• TO DO: Return every line of the data below that includes the string "title".

• DATA TO USE:
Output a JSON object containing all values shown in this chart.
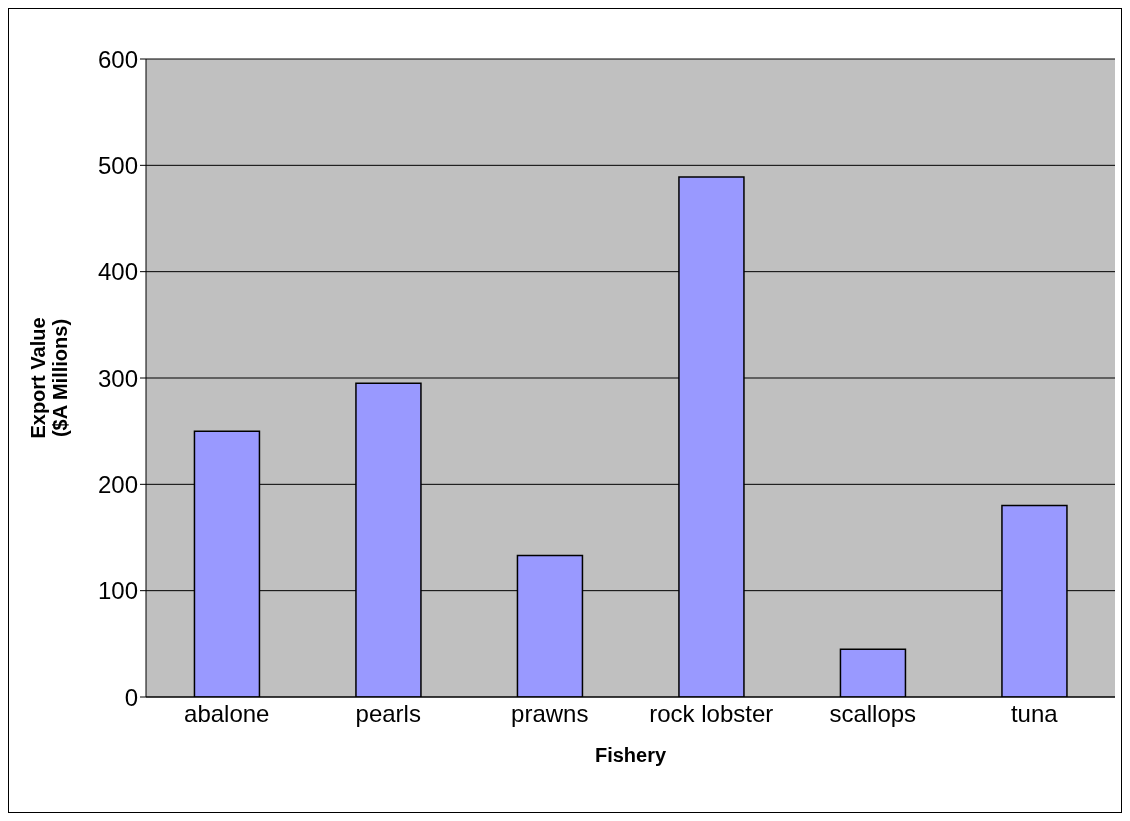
{
  "chart_data": {
    "type": "bar",
    "xlabel": "Fishery",
    "ylabel": "Export Value\n($A Millions)",
    "categories": [
      "abalone",
      "pearls",
      "prawns",
      "rock lobster",
      "scallops",
      "tuna"
    ],
    "values": [
      250,
      295,
      133,
      489,
      45,
      180
    ],
    "color": "#9999ff",
    "ylim": [
      0,
      600
    ],
    "yticks": [
      0,
      100,
      200,
      300,
      400,
      500,
      600
    ],
    "grid": "y"
  }
}
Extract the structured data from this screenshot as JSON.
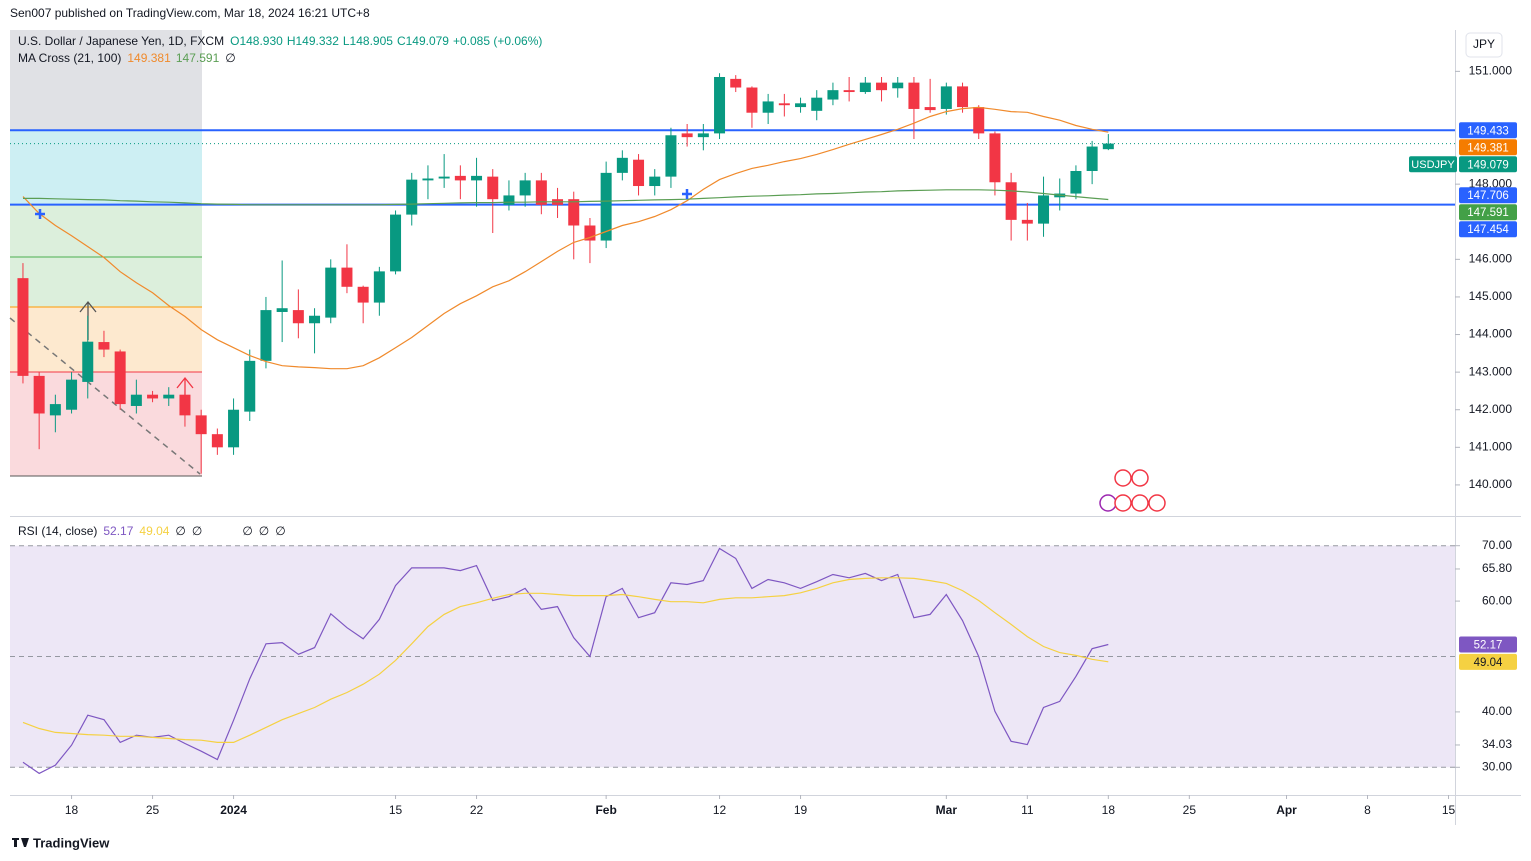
{
  "header": "Sen007 published on TradingView.com, Mar 18, 2024 16:21 UTC+8",
  "footer": "TradingView",
  "currency_button": "JPY",
  "chart_data": [
    {
      "type": "candlestick",
      "title": "U.S. Dollar / Japanese Yen, 1D, FXCM",
      "ohlc": [
        "O148.930",
        "H149.332",
        "L148.905",
        "C149.079",
        "+0.085 (+0.06%)"
      ],
      "indicator": {
        "name": "MA Cross (21, 100)",
        "values": [
          "149.381",
          "147.591",
          "∅"
        ]
      },
      "up_color": "#089981",
      "down_color": "#f23645",
      "x": [
        -3,
        -2,
        -1,
        0,
        1,
        2,
        3,
        4,
        5,
        6,
        7,
        8,
        9,
        10,
        11,
        12,
        13,
        14,
        15,
        16,
        17,
        18,
        19,
        20,
        21,
        22,
        23,
        24,
        25,
        26,
        27,
        28,
        29,
        30,
        31,
        32,
        33,
        34,
        35,
        36,
        37,
        38,
        39,
        40,
        41,
        42,
        43,
        44,
        45,
        46,
        47,
        48,
        49,
        50,
        51,
        52,
        53,
        54,
        55,
        56,
        57,
        58,
        59,
        60,
        61,
        62,
        63,
        64
      ],
      "open": [
        145.5,
        142.9,
        141.85,
        142.0,
        142.74,
        143.8,
        143.55,
        142.1,
        142.4,
        142.3,
        142.4,
        141.85,
        141.35,
        141.0,
        141.95,
        143.3,
        144.6,
        144.65,
        144.3,
        144.45,
        145.78,
        145.27,
        144.85,
        145.68,
        147.19,
        148.1,
        148.15,
        148.22,
        148.1,
        148.2,
        147.45,
        147.7,
        148.1,
        147.6,
        147.6,
        146.9,
        146.5,
        148.3,
        148.65,
        147.95,
        148.2,
        149.35,
        149.25,
        149.35,
        150.8,
        150.57,
        149.9,
        150.15,
        150.05,
        149.95,
        150.25,
        150.5,
        150.45,
        150.7,
        150.55,
        150.7,
        150.05,
        150.0,
        150.6,
        150.05,
        149.35,
        148.05,
        147.05,
        146.95,
        147.65,
        147.75,
        148.35,
        148.93
      ],
      "high": [
        145.9,
        143.0,
        142.4,
        143.0,
        144.5,
        144.1,
        143.6,
        142.8,
        142.5,
        142.6,
        142.5,
        142.0,
        141.5,
        142.3,
        143.6,
        145.0,
        145.97,
        145.2,
        144.7,
        146.0,
        146.4,
        145.3,
        145.8,
        147.3,
        148.3,
        148.5,
        148.8,
        148.5,
        148.7,
        148.4,
        148.1,
        148.3,
        148.3,
        147.9,
        147.8,
        147.1,
        148.6,
        148.9,
        148.8,
        148.4,
        149.5,
        149.6,
        149.6,
        150.95,
        150.9,
        150.6,
        150.4,
        150.4,
        150.3,
        150.5,
        150.7,
        150.85,
        150.85,
        150.85,
        150.85,
        150.85,
        150.8,
        150.7,
        150.7,
        150.1,
        149.4,
        148.3,
        147.5,
        148.2,
        148.15,
        148.5,
        149.15,
        149.332
      ],
      "low": [
        142.7,
        140.95,
        141.4,
        141.9,
        142.3,
        143.4,
        142.0,
        141.9,
        142.2,
        142.1,
        141.55,
        140.3,
        140.8,
        140.8,
        141.7,
        143.1,
        143.8,
        143.9,
        143.5,
        144.3,
        145.1,
        144.3,
        144.5,
        145.6,
        146.9,
        147.6,
        147.9,
        147.6,
        147.4,
        146.7,
        147.3,
        147.4,
        147.2,
        147.1,
        146.0,
        145.9,
        146.3,
        148.1,
        147.7,
        147.7,
        147.9,
        149.0,
        148.9,
        149.2,
        150.45,
        149.5,
        149.6,
        149.8,
        149.9,
        149.7,
        150.1,
        150.2,
        150.4,
        150.2,
        150.3,
        149.2,
        149.9,
        149.85,
        149.9,
        149.2,
        147.7,
        146.5,
        146.5,
        146.6,
        147.3,
        147.6,
        148.0,
        148.905
      ],
      "close": [
        142.9,
        141.9,
        142.15,
        142.8,
        143.81,
        143.6,
        142.15,
        142.4,
        142.3,
        142.4,
        141.85,
        141.35,
        141.0,
        142.0,
        143.3,
        144.65,
        144.7,
        144.3,
        144.5,
        145.78,
        145.27,
        144.85,
        145.68,
        147.19,
        148.12,
        148.15,
        148.2,
        148.1,
        148.22,
        147.6,
        147.7,
        148.1,
        147.45,
        147.45,
        146.9,
        146.5,
        148.3,
        148.7,
        147.95,
        148.2,
        149.3,
        149.25,
        149.35,
        150.85,
        150.57,
        149.9,
        150.2,
        150.1,
        150.15,
        150.3,
        150.5,
        150.45,
        150.7,
        150.5,
        150.7,
        150.0,
        149.97,
        150.6,
        150.05,
        149.35,
        148.05,
        147.05,
        146.95,
        147.7,
        147.75,
        148.35,
        149.0,
        149.079
      ],
      "series": [
        {
          "color": "#f08a2c",
          "values": [
            147.67,
            147.22,
            146.9,
            146.63,
            146.34,
            146.05,
            145.67,
            145.38,
            145.11,
            144.77,
            144.48,
            144.13,
            143.86,
            143.65,
            143.44,
            143.28,
            143.17,
            143.14,
            143.12,
            143.09,
            143.09,
            143.17,
            143.38,
            143.65,
            143.92,
            144.24,
            144.56,
            144.82,
            145.03,
            145.27,
            145.43,
            145.67,
            145.94,
            146.21,
            146.45,
            146.58,
            146.74,
            146.9,
            147.0,
            147.14,
            147.32,
            147.56,
            147.86,
            148.12,
            148.28,
            148.42,
            148.5,
            148.6,
            148.68,
            148.79,
            148.92,
            149.06,
            149.19,
            149.32,
            149.46,
            149.62,
            149.8,
            149.93,
            150.01,
            150.04,
            149.99,
            149.93,
            149.91,
            149.8,
            149.7,
            149.56,
            149.46,
            149.381
          ]
        },
        {
          "color": "#5b9e54",
          "values": [
            147.62,
            147.62,
            147.61,
            147.6,
            147.59,
            147.58,
            147.56,
            147.55,
            147.53,
            147.52,
            147.5,
            147.48,
            147.47,
            147.46,
            147.45,
            147.45,
            147.45,
            147.45,
            147.45,
            147.45,
            147.45,
            147.45,
            147.45,
            147.46,
            147.47,
            147.48,
            147.49,
            147.5,
            147.51,
            147.51,
            147.52,
            147.52,
            147.53,
            147.53,
            147.53,
            147.54,
            147.55,
            147.56,
            147.57,
            147.58,
            147.59,
            147.6,
            147.62,
            147.64,
            147.66,
            147.68,
            147.69,
            147.71,
            147.72,
            147.74,
            147.75,
            147.77,
            147.79,
            147.8,
            147.82,
            147.83,
            147.84,
            147.85,
            147.85,
            147.85,
            147.84,
            147.82,
            147.79,
            147.75,
            147.71,
            147.67,
            147.63,
            147.591
          ]
        }
      ],
      "hlines": [
        {
          "value": 149.433,
          "color": "#2962ff"
        },
        {
          "value": 147.454,
          "color": "#2962ff"
        }
      ],
      "price_labels": [
        {
          "value": 149.433,
          "label": "149.433",
          "color": "#2962ff"
        },
        {
          "value": 149.381,
          "label": "149.381",
          "color": "#f57c00"
        },
        {
          "value": 149.079,
          "label": "149.079",
          "color": "#089981",
          "tag": "USDJPY"
        },
        {
          "value": 147.706,
          "label": "147.706",
          "color": "#2962ff"
        },
        {
          "value": 147.591,
          "label": "147.591",
          "color": "#43a047"
        },
        {
          "value": 147.454,
          "label": "147.454",
          "color": "#2962ff"
        }
      ],
      "xlim": [
        -3.8,
        85.4
      ],
      "ylim": [
        139.2,
        152.1
      ],
      "yticks": [
        {
          "value": 151,
          "label": "151.000"
        },
        {
          "value": 148,
          "label": "148.000"
        },
        {
          "value": 146,
          "label": "146.000"
        },
        {
          "value": 145,
          "label": "145.000"
        },
        {
          "value": 144,
          "label": "144.000"
        },
        {
          "value": 143,
          "label": "143.000"
        },
        {
          "value": 142,
          "label": "142.000"
        },
        {
          "value": 141,
          "label": "141.000"
        },
        {
          "value": 140,
          "label": "140.000"
        }
      ],
      "xticks": [
        {
          "value": 0,
          "label": "18"
        },
        {
          "value": 5,
          "label": "25"
        },
        {
          "value": 10,
          "label": "2024"
        },
        {
          "value": 20,
          "label": "15"
        },
        {
          "value": 25,
          "label": "22"
        },
        {
          "value": 33,
          "label": "Feb"
        },
        {
          "value": 40,
          "label": "12"
        },
        {
          "value": 45,
          "label": "19"
        },
        {
          "value": 54,
          "label": "Mar"
        },
        {
          "value": 59,
          "label": "11"
        },
        {
          "value": 64,
          "label": "18"
        },
        {
          "value": 69,
          "label": "25"
        },
        {
          "value": 75,
          "label": "Apr"
        },
        {
          "value": 80,
          "label": "8"
        },
        {
          "value": 85,
          "label": "15"
        }
      ]
    },
    {
      "type": "line",
      "title": "RSI (14, close)",
      "legend_values": [
        "52.17",
        "49.04",
        "∅",
        "∅",
        "∅",
        "∅",
        "∅"
      ],
      "series": [
        {
          "color": "#7e57c2",
          "values": [
            30.9,
            28.9,
            30.4,
            34.0,
            39.4,
            38.6,
            34.5,
            35.8,
            35.4,
            35.8,
            34.3,
            32.9,
            31.4,
            38.5,
            46.0,
            52.3,
            52.5,
            50.4,
            51.6,
            57.7,
            55.2,
            53.2,
            56.7,
            62.8,
            66.0,
            66.0,
            66.0,
            65.5,
            66.4,
            60.1,
            60.8,
            62.3,
            58.5,
            59.0,
            53.4,
            50.0,
            60.8,
            62.3,
            57.0,
            57.9,
            63.3,
            63.0,
            63.7,
            69.5,
            67.7,
            62.3,
            63.9,
            63.3,
            62.3,
            63.5,
            64.8,
            64.2,
            65.0,
            63.7,
            64.8,
            57.0,
            57.6,
            61.2,
            56.5,
            50.0,
            40.1,
            34.7,
            34.1,
            40.8,
            41.9,
            46.4,
            51.4,
            52.17
          ]
        },
        {
          "color": "#f5d142",
          "values": [
            38.1,
            37.0,
            36.3,
            36.1,
            35.9,
            35.8,
            35.6,
            35.6,
            35.4,
            35.2,
            35.0,
            34.9,
            34.5,
            34.5,
            35.8,
            37.2,
            38.6,
            39.7,
            40.8,
            42.3,
            43.5,
            45.0,
            46.8,
            49.3,
            52.3,
            55.4,
            57.6,
            59.0,
            59.7,
            60.5,
            61.2,
            61.4,
            61.4,
            61.2,
            61.0,
            61.0,
            61.0,
            61.2,
            60.8,
            60.3,
            59.9,
            59.9,
            59.7,
            60.3,
            60.6,
            60.6,
            60.8,
            61.0,
            61.5,
            62.3,
            63.3,
            63.9,
            64.1,
            64.2,
            64.2,
            64.1,
            63.7,
            63.2,
            61.9,
            60.1,
            57.9,
            55.8,
            53.6,
            51.8,
            50.7,
            50.2,
            49.5,
            49.04
          ]
        }
      ],
      "value_labels": [
        {
          "value": 52.17,
          "label": "52.17",
          "color": "#7e57c2"
        },
        {
          "value": 49.04,
          "label": "49.04",
          "color": "#f5d142"
        }
      ],
      "levels": [
        70,
        50,
        30
      ],
      "band_color": "#ede7f6",
      "ylim": [
        25,
        75
      ],
      "yticks": [
        {
          "value": 70,
          "label": "70.00"
        },
        {
          "value": 65.8,
          "label": "65.80"
        },
        {
          "value": 60,
          "label": "60.00"
        },
        {
          "value": 40,
          "label": "40.00"
        },
        {
          "value": 34.03,
          "label": "34.03"
        },
        {
          "value": 30,
          "label": "30.00"
        }
      ]
    }
  ]
}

• REPLY TO THE TASK:
      "title": "U.S. Dollar / Japanese Yen, 1D, FXCM",
      "title": "RSI (14, close)",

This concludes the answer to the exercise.